(Records from a collection of figures)
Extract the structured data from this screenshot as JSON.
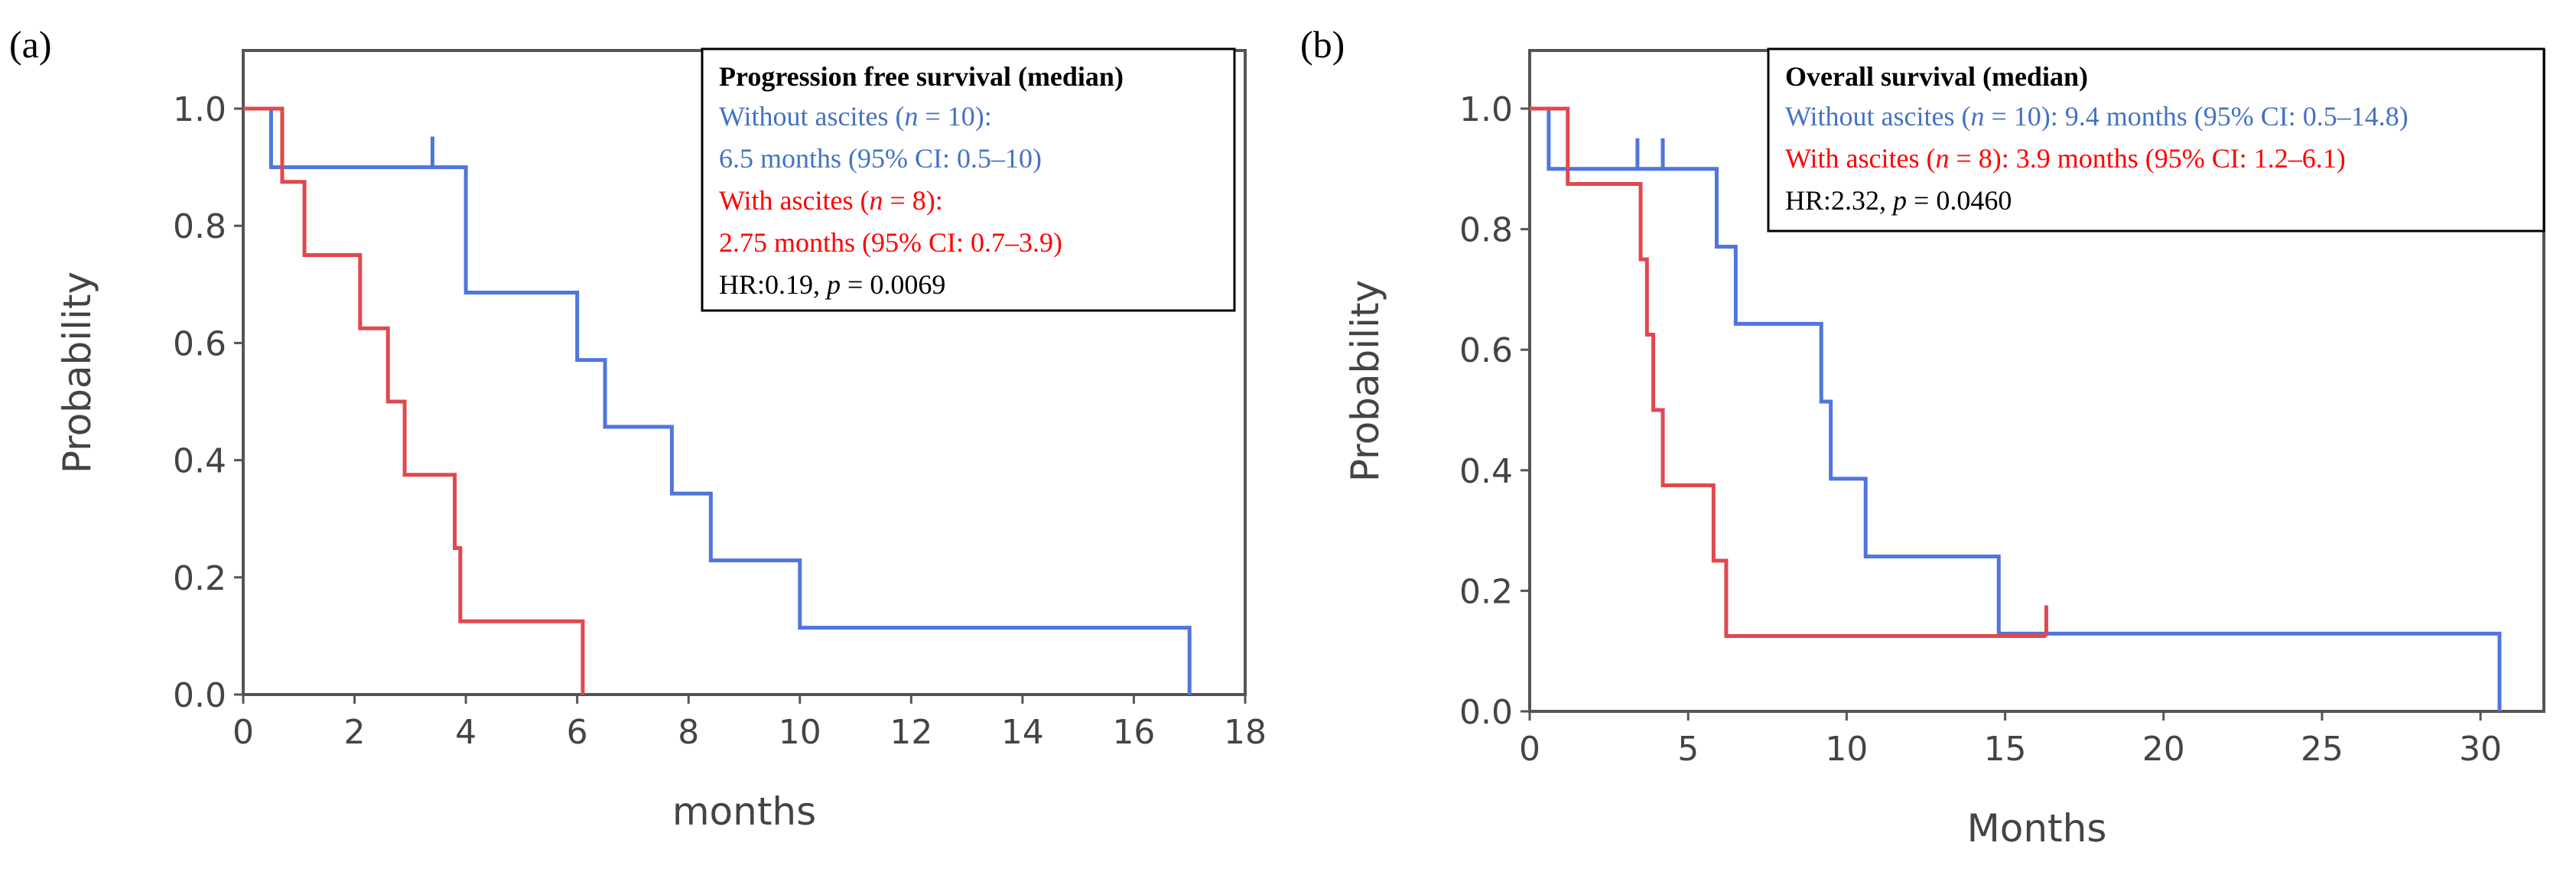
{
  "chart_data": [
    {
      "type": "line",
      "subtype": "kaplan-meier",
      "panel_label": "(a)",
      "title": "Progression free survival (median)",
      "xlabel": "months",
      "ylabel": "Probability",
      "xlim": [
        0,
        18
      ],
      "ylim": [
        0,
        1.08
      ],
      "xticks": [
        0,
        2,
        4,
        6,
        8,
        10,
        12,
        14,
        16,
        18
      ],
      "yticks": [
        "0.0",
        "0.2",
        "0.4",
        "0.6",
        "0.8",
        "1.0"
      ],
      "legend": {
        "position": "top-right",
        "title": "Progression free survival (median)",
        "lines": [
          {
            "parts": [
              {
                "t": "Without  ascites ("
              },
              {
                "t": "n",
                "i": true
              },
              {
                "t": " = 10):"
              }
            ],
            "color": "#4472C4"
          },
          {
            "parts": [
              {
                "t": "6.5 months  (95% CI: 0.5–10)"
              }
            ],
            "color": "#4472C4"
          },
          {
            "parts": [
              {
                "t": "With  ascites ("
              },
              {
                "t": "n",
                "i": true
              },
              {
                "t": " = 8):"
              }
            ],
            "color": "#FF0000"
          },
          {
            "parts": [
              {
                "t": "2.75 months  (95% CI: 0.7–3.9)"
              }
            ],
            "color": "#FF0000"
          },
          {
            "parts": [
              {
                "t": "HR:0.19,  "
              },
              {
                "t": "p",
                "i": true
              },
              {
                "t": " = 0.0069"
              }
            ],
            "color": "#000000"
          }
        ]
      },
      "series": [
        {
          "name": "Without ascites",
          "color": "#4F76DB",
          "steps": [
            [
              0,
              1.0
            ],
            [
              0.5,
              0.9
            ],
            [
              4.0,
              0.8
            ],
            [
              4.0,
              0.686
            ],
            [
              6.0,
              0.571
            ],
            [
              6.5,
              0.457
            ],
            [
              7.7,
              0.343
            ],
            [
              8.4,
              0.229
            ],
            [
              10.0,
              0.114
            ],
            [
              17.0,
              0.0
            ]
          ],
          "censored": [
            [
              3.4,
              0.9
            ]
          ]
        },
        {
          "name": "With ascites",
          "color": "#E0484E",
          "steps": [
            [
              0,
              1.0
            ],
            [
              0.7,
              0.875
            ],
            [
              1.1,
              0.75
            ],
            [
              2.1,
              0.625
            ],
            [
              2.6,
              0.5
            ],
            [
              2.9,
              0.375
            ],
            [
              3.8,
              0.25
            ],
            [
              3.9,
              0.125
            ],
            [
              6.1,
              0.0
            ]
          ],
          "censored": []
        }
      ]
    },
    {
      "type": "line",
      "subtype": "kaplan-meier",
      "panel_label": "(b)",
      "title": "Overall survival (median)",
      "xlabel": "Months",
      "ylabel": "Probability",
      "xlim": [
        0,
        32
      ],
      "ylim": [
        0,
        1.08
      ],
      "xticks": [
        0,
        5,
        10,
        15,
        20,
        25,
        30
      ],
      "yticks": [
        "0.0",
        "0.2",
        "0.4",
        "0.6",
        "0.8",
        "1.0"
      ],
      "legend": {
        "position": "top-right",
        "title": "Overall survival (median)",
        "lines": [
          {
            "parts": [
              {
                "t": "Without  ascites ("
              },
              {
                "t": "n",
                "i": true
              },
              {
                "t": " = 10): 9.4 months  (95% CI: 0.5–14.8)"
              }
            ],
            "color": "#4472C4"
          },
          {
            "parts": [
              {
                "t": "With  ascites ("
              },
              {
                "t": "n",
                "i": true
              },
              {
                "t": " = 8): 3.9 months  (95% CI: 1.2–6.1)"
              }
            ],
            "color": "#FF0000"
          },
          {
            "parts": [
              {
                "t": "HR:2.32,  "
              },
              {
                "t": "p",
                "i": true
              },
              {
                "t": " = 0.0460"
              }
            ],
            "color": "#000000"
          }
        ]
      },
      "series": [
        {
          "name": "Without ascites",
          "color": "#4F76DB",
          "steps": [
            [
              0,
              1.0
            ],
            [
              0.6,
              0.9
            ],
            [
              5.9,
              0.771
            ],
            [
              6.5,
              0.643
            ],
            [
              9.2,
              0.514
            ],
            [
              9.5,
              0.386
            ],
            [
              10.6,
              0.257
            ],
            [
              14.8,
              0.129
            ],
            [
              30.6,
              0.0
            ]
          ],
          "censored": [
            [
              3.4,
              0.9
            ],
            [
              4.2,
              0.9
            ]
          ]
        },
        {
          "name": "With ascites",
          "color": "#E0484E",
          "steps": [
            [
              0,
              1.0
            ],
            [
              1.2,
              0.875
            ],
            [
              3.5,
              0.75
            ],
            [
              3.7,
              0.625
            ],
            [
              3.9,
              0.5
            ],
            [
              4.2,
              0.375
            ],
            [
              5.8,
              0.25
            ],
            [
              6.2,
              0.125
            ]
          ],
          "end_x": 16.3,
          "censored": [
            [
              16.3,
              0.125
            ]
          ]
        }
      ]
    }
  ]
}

* * *

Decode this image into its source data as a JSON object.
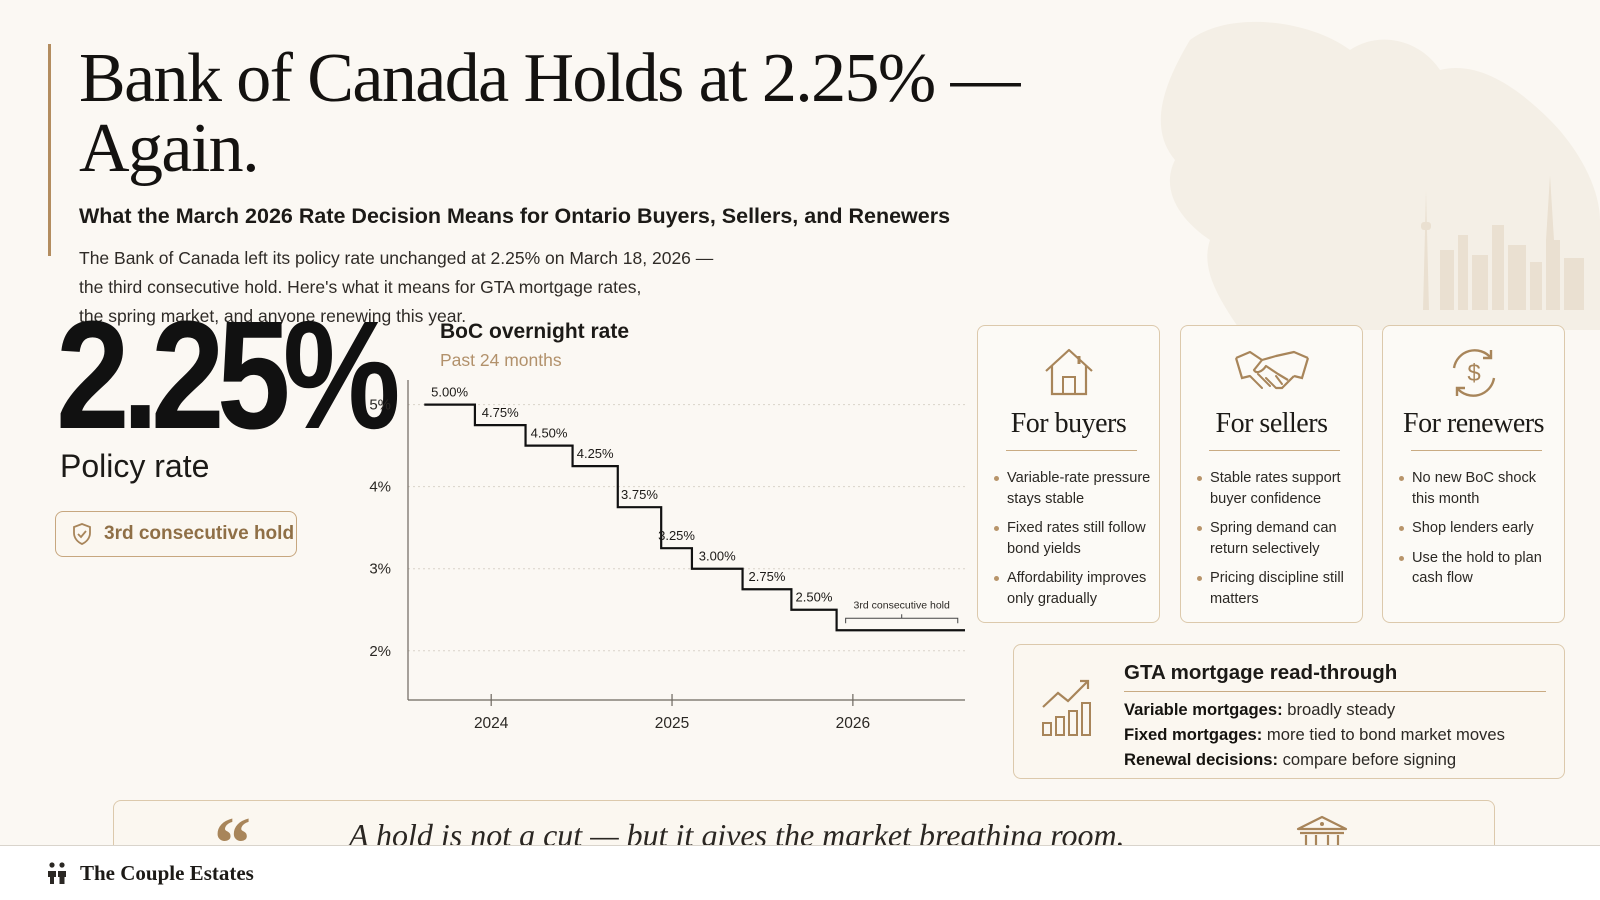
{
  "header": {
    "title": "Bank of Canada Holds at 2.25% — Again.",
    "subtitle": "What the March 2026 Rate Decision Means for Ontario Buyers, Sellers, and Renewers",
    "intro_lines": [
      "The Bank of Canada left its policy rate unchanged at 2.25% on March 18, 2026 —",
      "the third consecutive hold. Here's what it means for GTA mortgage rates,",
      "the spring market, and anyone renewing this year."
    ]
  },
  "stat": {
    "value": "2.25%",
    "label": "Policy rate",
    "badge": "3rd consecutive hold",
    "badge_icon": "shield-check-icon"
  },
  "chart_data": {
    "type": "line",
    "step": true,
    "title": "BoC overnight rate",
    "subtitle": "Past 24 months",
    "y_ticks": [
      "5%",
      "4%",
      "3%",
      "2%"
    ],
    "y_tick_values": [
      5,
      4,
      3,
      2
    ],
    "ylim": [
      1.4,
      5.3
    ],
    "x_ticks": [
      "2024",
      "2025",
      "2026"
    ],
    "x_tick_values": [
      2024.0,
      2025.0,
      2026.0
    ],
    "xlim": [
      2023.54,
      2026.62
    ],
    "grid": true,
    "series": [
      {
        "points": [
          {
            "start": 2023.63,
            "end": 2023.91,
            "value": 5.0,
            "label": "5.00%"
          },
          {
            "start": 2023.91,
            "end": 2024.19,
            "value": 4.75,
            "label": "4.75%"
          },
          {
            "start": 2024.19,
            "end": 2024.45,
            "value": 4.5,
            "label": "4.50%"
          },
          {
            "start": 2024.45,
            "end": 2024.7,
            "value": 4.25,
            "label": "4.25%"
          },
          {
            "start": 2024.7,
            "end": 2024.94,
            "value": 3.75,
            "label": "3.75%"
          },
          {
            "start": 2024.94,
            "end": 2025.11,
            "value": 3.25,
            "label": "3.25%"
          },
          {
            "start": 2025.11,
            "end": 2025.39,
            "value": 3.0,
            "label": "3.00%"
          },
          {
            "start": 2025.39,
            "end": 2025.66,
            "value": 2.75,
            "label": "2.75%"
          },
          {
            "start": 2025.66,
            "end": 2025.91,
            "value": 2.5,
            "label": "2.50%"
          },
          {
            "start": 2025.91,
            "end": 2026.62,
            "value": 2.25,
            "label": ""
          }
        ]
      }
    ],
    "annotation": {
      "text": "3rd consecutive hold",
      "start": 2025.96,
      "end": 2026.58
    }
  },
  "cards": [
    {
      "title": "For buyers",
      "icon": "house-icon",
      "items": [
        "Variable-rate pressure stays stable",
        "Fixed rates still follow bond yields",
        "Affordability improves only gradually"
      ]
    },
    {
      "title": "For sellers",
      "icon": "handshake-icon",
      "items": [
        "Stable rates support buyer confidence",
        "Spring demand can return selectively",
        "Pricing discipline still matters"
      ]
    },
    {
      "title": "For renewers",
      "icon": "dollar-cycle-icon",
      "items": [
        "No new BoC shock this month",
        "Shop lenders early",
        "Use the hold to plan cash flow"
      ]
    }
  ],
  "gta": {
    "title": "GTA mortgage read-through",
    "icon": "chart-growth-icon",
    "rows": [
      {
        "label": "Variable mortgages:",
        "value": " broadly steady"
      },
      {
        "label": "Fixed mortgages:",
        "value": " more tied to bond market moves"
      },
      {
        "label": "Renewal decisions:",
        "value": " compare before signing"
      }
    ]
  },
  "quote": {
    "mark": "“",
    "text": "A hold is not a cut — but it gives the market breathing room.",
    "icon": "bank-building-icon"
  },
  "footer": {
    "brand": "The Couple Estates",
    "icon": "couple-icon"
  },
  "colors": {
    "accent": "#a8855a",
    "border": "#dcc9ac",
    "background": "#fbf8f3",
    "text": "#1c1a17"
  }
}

▶ Brief:
Return each line of the listing that holds the string "this".

▶ Worked solution:
Extract the structured data from this screenshot as JSON.
Decode this image into its source data as a JSON object.
      "the spring market, and anyone renewing this year."
        "No new BoC shock this month",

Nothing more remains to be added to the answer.